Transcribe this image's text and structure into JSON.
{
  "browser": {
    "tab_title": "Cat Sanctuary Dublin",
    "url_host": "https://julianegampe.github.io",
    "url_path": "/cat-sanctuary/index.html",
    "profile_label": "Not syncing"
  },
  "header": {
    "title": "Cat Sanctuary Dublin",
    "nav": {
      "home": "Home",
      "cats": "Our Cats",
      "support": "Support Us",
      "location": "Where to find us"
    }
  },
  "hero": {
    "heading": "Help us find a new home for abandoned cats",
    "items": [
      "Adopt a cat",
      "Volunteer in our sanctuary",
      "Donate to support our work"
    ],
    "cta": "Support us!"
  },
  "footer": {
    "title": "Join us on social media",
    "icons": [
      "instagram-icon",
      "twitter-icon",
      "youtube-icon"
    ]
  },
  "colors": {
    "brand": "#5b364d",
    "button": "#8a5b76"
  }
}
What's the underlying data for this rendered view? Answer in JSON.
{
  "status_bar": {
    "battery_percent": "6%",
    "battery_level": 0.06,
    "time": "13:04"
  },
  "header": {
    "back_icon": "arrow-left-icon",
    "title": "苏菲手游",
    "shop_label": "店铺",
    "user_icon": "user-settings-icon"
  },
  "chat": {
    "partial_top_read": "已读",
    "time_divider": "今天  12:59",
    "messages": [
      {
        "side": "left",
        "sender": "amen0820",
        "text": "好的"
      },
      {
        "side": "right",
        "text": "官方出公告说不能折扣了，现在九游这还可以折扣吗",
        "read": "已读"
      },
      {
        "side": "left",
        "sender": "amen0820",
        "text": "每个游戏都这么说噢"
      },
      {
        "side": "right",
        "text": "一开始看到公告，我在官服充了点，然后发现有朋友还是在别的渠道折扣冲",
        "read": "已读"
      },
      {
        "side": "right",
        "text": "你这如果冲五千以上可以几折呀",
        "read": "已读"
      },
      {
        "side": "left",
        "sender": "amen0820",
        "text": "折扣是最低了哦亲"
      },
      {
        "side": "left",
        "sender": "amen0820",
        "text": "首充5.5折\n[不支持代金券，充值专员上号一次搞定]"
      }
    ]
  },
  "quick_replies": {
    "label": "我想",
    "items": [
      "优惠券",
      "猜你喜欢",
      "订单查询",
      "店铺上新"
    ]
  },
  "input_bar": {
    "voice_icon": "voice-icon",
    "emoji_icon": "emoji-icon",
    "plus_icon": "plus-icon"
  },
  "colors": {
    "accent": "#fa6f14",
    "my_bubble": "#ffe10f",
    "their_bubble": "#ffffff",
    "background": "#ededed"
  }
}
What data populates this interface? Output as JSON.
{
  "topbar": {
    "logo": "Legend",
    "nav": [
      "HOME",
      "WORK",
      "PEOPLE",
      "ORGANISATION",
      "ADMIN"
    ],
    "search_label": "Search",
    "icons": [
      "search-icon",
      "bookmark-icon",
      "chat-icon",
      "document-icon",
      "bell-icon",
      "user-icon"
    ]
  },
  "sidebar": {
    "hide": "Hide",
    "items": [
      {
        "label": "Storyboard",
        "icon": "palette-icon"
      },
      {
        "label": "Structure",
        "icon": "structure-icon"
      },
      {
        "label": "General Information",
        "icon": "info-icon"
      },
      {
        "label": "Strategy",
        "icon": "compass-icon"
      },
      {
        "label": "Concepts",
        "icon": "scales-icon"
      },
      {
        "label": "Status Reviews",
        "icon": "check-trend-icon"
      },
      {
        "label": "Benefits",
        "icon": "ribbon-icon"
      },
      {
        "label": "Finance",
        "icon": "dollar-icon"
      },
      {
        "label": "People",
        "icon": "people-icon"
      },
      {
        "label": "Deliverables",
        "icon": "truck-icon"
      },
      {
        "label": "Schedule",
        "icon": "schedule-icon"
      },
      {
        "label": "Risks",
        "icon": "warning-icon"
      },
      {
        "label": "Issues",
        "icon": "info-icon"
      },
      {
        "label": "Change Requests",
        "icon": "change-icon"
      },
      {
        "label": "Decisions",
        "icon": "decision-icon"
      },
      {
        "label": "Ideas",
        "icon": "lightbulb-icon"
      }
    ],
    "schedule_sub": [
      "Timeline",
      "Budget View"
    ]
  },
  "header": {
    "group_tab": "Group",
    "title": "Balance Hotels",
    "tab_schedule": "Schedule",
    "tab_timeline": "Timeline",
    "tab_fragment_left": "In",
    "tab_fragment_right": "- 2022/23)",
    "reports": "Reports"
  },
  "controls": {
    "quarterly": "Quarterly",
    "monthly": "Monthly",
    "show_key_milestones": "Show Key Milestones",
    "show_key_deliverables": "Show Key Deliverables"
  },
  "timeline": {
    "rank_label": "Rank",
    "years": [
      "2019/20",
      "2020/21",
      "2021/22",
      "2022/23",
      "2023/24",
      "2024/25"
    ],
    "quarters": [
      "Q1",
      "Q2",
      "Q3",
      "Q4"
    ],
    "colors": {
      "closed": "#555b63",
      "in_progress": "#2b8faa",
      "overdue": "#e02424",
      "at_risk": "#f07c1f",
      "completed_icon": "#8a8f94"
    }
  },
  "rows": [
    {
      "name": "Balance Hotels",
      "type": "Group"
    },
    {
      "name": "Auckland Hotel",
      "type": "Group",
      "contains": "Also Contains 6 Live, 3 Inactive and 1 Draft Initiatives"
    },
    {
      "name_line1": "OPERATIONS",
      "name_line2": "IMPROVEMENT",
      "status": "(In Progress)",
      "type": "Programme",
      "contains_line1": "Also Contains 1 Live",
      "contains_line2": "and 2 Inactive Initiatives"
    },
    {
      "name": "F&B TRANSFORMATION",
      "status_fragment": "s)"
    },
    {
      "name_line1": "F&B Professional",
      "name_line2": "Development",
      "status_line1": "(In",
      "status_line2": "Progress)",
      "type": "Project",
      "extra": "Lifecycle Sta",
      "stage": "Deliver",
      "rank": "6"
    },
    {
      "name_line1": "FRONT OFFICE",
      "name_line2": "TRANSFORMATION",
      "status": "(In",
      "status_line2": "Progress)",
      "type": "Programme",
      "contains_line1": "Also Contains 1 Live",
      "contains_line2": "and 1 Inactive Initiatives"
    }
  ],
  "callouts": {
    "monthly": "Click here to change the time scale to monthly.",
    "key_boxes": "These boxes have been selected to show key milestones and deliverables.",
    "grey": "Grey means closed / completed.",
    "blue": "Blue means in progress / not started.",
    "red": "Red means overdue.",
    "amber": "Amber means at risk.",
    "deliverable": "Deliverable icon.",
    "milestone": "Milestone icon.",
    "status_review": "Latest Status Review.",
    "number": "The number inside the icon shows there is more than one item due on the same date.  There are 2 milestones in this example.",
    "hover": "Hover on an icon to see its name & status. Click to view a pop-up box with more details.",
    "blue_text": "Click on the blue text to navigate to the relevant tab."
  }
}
=-=-=
- **Exercise description**: Look above for every line with the word "find" and copy it.

- **Output for this exercise**:
      "location": "Where to find us"
    "heading": "Help us find a new home for abandoned cats",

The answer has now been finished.